## YOUR OBJECTIVE
Go to the line that contains "Convert this chart" and extract it along with every line after it, exactly, through the end of the data below.

## DATA FOR PROCESSING
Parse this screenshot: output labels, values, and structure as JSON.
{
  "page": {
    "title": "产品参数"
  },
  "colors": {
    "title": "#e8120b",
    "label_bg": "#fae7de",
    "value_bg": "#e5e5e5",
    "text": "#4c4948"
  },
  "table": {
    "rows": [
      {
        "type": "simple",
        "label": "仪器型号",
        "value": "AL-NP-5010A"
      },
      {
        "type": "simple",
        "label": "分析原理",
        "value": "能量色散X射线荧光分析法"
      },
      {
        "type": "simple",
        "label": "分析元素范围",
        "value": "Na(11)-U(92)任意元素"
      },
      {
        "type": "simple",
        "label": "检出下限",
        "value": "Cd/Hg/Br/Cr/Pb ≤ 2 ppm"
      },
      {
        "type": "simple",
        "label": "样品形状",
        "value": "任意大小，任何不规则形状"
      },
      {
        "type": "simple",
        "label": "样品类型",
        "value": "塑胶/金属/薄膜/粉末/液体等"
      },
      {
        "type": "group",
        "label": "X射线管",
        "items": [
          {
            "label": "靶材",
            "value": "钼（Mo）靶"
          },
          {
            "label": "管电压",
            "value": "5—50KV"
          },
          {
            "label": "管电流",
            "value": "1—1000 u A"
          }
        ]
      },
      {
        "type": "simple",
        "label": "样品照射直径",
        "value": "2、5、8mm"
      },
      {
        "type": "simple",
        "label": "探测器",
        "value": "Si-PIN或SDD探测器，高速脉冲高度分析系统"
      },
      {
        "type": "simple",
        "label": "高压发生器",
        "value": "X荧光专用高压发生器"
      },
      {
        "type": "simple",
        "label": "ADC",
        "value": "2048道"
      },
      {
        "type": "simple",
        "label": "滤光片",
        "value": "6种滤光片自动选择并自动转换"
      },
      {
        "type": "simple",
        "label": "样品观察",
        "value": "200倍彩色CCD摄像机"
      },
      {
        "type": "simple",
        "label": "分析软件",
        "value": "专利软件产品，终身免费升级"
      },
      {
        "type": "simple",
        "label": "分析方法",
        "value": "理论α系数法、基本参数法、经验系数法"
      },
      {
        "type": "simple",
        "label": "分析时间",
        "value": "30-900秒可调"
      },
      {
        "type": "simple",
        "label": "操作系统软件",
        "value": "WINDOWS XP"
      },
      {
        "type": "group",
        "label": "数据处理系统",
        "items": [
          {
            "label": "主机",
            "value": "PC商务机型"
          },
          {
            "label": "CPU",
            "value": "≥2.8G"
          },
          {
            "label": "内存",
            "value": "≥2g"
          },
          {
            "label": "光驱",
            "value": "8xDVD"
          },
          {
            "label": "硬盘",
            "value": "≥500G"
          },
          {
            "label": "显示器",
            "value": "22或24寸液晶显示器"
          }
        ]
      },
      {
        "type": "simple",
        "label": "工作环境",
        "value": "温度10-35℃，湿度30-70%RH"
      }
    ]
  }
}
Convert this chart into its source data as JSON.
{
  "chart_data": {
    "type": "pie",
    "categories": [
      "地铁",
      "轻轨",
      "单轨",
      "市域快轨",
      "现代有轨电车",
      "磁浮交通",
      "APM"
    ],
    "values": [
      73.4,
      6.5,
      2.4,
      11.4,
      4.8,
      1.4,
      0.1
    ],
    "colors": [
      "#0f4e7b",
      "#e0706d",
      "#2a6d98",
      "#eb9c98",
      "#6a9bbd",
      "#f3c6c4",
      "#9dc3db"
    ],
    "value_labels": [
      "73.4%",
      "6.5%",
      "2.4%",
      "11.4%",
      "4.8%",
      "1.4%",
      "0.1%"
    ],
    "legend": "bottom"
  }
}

## RESULT OF THE TASK
Convert this chart into its source data as JSON.
{
  "chart_data": {
    "type": "pie",
    "categories": [
      "地铁",
      "轻轨",
      "单轨",
      "市域快轨",
      "现代有轨电车",
      "磁浮交通",
      "APM"
    ],
    "values": [
      73.4,
      6.5,
      2.4,
      11.4,
      4.8,
      1.4,
      0.1
    ],
    "colors": [
      "#0f4e7b",
      "#e0706d",
      "#2a6d98",
      "#eb9c98",
      "#6a9bbd",
      "#f3c6c4",
      "#9dc3db"
    ],
    "value_labels": [
      "73.4%",
      "6.5%",
      "2.4%",
      "11.4%",
      "4.8%",
      "1.4%",
      "0.1%"
    ],
    "legend": "bottom"
  }
}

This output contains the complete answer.